**CHALLENGE**
Do any lines in the data below contain "stroke"? If so, copy every one of them.

────

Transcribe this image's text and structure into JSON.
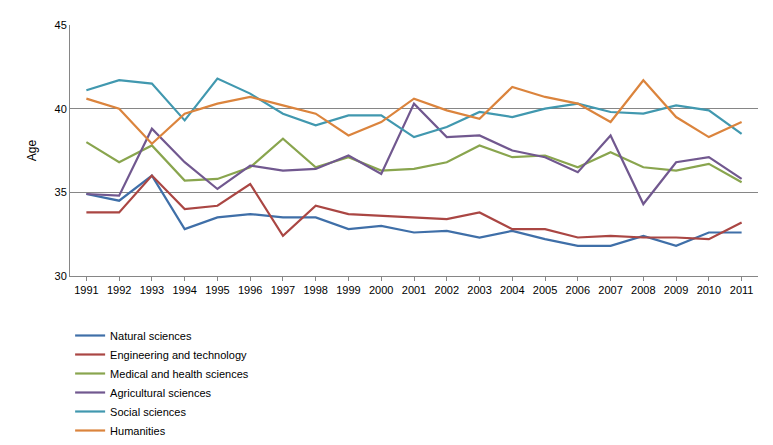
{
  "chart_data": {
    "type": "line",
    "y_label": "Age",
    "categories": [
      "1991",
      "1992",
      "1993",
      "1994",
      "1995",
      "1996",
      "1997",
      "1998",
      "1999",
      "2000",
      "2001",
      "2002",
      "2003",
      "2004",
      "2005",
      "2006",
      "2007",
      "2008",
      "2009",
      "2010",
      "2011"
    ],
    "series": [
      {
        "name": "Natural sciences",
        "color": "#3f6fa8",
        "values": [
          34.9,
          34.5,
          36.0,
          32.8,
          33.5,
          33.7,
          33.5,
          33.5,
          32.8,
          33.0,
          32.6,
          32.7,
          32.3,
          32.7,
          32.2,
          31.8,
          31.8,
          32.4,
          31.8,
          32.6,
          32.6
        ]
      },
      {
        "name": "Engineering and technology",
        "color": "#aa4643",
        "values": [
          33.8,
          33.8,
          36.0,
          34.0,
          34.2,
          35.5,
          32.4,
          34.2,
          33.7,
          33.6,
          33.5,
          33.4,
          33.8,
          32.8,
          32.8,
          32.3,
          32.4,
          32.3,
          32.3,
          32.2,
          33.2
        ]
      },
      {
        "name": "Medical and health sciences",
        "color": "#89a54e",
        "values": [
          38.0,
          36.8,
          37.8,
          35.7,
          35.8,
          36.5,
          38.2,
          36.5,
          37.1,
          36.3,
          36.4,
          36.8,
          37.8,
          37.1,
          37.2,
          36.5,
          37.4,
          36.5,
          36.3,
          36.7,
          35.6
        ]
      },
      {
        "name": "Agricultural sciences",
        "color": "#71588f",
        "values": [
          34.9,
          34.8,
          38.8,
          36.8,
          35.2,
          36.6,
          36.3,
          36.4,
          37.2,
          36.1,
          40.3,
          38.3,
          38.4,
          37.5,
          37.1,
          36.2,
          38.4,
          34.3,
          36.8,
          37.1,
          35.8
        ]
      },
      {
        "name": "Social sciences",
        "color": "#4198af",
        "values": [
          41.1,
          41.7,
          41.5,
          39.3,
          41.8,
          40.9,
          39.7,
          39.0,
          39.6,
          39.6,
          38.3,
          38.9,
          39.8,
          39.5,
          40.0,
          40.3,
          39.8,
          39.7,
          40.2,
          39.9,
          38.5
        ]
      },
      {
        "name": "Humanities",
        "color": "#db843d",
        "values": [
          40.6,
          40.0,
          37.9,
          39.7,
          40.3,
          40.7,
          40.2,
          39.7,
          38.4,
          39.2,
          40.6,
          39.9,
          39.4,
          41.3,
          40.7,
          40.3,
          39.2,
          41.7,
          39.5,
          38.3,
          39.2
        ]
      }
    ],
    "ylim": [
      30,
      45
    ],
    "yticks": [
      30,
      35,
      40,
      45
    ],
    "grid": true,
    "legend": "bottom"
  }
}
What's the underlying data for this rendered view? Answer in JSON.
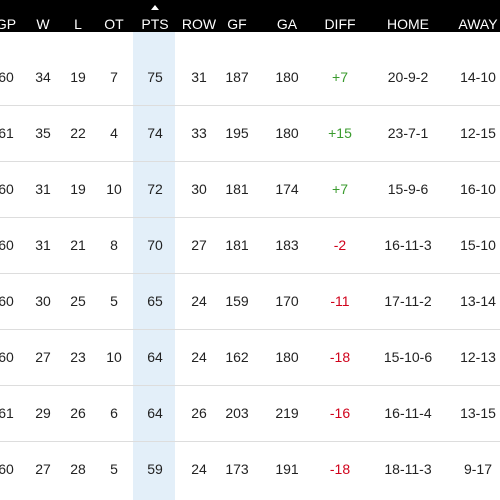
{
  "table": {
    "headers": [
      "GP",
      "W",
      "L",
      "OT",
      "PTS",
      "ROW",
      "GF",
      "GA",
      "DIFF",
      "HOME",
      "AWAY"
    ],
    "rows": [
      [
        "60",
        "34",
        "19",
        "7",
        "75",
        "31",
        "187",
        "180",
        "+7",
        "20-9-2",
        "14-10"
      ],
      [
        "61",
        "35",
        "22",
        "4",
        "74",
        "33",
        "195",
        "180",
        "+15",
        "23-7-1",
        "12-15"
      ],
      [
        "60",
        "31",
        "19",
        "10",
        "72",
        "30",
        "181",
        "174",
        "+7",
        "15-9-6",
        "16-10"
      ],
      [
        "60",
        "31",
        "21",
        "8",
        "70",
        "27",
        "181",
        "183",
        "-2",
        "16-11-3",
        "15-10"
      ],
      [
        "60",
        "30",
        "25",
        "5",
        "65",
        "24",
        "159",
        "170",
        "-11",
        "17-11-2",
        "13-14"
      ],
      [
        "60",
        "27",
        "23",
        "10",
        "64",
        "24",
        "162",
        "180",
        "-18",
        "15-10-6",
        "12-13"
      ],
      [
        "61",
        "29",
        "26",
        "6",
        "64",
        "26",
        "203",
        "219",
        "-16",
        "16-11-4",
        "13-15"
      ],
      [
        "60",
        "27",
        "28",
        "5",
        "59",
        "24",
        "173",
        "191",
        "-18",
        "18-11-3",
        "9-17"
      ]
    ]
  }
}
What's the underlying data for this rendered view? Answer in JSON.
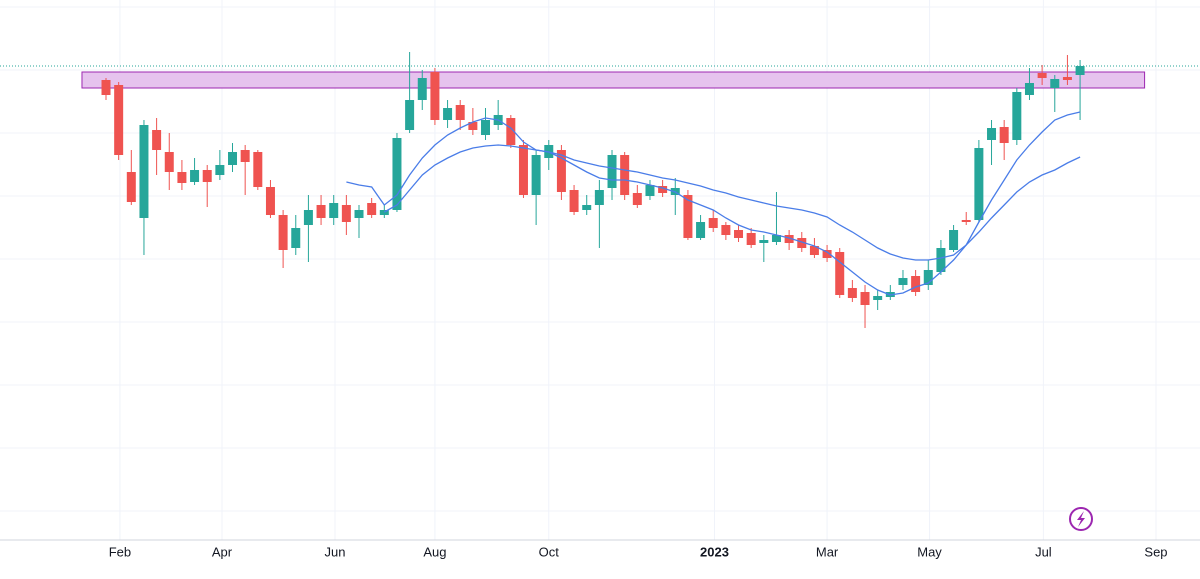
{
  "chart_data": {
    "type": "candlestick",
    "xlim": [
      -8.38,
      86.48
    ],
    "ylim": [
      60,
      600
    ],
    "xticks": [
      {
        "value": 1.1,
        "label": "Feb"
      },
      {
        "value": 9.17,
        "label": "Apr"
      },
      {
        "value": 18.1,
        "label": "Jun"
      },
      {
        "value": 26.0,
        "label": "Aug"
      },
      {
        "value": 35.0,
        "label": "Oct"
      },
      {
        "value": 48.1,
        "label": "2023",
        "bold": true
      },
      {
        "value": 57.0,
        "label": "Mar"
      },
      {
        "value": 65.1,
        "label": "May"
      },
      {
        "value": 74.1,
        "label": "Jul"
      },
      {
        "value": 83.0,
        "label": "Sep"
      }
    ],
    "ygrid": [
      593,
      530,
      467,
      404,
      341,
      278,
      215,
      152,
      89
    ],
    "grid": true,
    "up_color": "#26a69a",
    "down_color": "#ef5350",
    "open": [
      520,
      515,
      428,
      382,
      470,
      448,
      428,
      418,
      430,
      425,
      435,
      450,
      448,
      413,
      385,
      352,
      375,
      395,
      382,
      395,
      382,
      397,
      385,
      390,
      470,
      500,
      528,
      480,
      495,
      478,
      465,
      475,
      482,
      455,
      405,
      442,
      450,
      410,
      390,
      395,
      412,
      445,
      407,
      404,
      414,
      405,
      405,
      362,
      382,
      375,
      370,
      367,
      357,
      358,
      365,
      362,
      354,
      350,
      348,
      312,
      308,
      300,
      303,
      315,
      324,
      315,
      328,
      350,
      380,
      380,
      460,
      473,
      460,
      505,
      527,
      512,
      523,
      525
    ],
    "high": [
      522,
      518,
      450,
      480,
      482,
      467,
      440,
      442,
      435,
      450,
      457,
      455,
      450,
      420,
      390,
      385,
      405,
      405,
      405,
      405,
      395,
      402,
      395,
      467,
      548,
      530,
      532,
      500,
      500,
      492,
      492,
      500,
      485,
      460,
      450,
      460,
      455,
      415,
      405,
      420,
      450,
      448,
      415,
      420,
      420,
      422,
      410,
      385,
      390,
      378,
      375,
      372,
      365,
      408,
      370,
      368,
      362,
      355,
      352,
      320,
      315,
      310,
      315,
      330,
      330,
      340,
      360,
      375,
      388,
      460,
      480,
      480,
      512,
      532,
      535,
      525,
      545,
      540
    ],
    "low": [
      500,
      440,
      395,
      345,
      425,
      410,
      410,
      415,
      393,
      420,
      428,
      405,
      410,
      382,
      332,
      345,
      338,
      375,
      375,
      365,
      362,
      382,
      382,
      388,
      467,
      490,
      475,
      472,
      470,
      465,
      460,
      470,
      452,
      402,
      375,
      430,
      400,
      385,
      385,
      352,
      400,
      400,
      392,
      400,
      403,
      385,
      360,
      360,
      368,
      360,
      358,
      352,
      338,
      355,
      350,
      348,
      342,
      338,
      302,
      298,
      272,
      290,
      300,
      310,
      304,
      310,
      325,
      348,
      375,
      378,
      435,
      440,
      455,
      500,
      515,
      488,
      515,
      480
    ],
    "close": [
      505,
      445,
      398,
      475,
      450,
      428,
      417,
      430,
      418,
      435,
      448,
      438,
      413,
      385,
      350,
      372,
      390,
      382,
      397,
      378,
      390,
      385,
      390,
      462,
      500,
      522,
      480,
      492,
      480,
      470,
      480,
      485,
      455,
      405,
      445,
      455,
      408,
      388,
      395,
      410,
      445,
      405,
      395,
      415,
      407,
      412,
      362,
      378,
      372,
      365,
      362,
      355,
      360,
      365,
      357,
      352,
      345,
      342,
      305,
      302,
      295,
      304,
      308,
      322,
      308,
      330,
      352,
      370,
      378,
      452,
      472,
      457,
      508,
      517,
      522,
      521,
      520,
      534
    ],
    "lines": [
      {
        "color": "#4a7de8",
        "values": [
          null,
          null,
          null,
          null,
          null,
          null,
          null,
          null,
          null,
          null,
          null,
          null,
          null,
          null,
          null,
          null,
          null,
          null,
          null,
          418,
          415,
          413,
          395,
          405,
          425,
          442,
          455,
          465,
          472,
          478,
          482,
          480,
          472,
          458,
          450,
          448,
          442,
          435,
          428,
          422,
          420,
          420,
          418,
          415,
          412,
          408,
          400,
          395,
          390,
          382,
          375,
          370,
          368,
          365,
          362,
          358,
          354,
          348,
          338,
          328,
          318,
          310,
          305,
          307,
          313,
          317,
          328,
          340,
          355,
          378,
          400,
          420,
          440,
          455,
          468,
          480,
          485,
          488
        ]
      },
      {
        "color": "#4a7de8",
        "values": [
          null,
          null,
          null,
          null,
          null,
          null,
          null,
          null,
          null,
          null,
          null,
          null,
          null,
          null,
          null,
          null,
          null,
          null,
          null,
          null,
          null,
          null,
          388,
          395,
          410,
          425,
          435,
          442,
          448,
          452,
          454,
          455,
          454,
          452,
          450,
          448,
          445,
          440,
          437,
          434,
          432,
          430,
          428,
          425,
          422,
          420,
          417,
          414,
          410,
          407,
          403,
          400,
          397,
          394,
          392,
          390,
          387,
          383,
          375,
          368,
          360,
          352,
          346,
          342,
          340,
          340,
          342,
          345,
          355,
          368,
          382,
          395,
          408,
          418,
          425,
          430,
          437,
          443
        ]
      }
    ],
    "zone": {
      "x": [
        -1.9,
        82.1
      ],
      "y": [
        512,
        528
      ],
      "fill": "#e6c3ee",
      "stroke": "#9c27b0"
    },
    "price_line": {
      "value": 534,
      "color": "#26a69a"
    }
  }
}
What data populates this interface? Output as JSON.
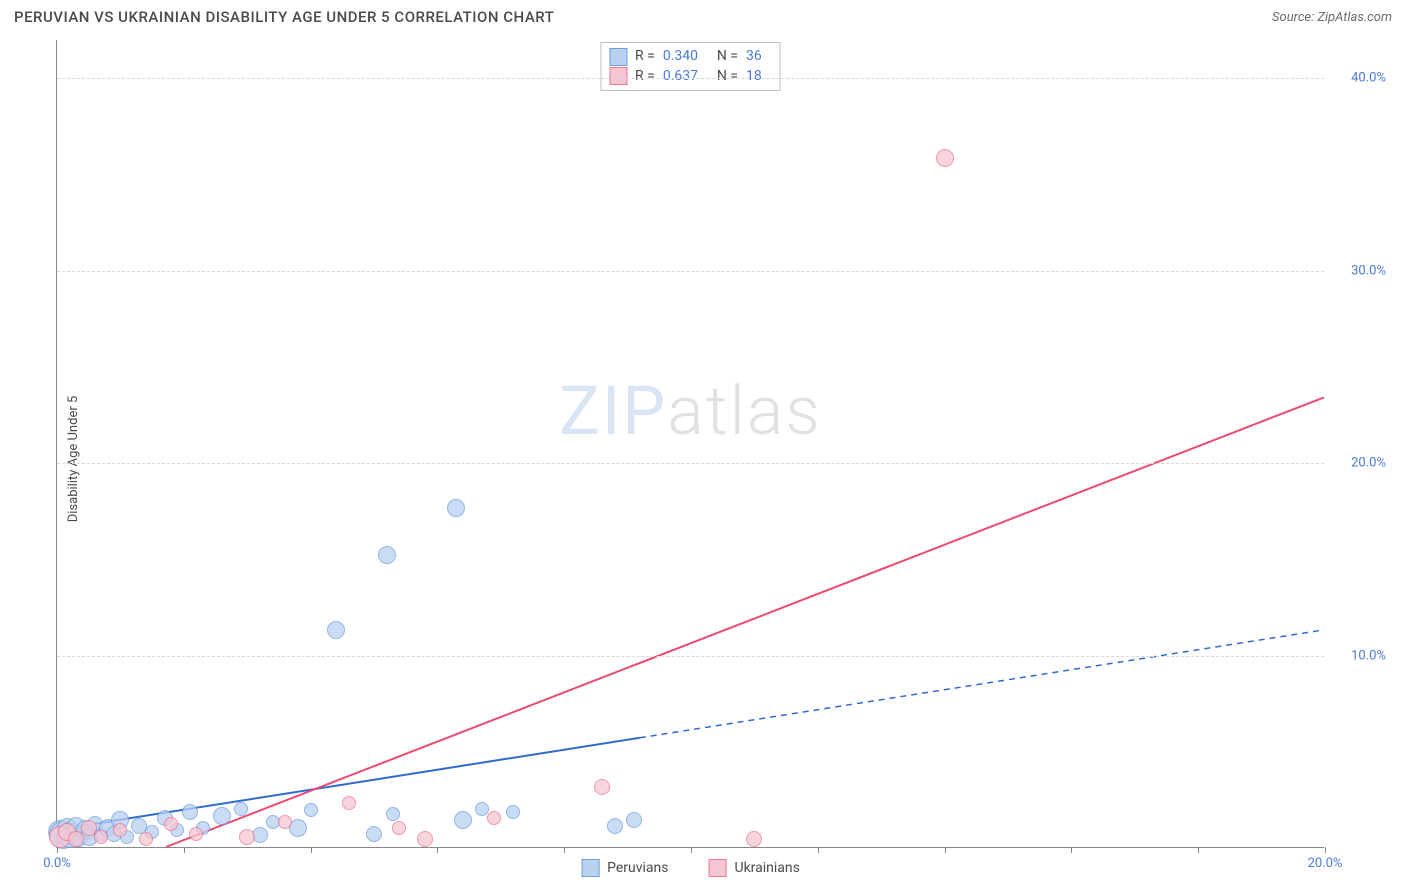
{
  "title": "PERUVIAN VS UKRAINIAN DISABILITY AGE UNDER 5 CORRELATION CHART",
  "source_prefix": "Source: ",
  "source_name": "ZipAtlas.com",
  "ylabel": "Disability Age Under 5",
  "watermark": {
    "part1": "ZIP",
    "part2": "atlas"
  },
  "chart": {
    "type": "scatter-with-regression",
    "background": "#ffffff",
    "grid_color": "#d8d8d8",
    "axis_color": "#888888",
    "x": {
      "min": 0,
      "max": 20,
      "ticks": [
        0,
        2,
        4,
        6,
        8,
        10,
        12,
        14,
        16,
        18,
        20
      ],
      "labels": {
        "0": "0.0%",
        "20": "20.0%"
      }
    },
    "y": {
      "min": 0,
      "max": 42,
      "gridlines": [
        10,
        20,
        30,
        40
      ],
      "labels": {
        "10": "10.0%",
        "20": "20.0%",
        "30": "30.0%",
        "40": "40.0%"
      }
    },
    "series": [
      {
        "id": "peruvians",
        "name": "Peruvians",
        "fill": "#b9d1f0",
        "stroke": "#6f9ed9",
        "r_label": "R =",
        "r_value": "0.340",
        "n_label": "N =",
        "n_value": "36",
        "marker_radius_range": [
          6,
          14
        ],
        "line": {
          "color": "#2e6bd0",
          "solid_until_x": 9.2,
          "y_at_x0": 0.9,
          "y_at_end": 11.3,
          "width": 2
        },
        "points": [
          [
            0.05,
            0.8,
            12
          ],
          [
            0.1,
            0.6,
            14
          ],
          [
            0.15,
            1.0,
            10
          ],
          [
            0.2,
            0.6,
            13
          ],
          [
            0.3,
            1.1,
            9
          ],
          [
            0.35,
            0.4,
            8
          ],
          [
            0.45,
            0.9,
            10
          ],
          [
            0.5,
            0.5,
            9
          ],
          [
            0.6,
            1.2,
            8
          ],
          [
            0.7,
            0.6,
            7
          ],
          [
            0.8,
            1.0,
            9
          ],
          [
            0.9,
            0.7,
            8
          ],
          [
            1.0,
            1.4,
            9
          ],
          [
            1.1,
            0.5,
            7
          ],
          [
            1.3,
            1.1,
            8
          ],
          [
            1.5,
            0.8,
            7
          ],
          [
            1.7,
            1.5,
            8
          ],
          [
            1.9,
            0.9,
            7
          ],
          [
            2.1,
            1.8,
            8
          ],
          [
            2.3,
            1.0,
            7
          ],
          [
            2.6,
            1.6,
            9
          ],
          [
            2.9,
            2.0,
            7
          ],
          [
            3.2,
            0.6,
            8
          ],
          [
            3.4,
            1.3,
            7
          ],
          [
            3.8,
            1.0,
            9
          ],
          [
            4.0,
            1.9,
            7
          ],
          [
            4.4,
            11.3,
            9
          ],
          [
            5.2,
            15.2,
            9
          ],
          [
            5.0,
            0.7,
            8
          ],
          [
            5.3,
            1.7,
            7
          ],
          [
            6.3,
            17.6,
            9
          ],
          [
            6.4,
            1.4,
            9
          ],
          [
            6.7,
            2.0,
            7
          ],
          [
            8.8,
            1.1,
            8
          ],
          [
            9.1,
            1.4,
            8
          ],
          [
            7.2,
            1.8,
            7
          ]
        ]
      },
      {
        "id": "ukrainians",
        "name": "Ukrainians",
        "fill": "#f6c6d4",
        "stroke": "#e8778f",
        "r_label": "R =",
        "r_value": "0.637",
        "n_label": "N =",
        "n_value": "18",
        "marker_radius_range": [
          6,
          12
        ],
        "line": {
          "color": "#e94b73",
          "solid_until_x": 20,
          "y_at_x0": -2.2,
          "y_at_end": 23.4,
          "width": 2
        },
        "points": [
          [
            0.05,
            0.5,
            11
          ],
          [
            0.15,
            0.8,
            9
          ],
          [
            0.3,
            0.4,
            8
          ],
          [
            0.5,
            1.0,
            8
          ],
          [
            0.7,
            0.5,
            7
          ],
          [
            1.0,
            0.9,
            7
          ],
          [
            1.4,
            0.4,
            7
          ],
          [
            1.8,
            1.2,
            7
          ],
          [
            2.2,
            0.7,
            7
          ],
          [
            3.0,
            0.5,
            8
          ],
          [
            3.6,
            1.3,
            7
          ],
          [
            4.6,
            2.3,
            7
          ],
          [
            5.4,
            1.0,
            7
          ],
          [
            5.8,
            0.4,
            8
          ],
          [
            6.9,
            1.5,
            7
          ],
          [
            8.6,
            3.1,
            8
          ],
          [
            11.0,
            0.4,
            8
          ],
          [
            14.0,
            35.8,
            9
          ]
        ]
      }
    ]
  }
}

────

**ANSWER TO THIS TASK**
      "stroke": "#9c27b0"
        "stroke": "#6f9ed9",
        "stroke": "#e8778f",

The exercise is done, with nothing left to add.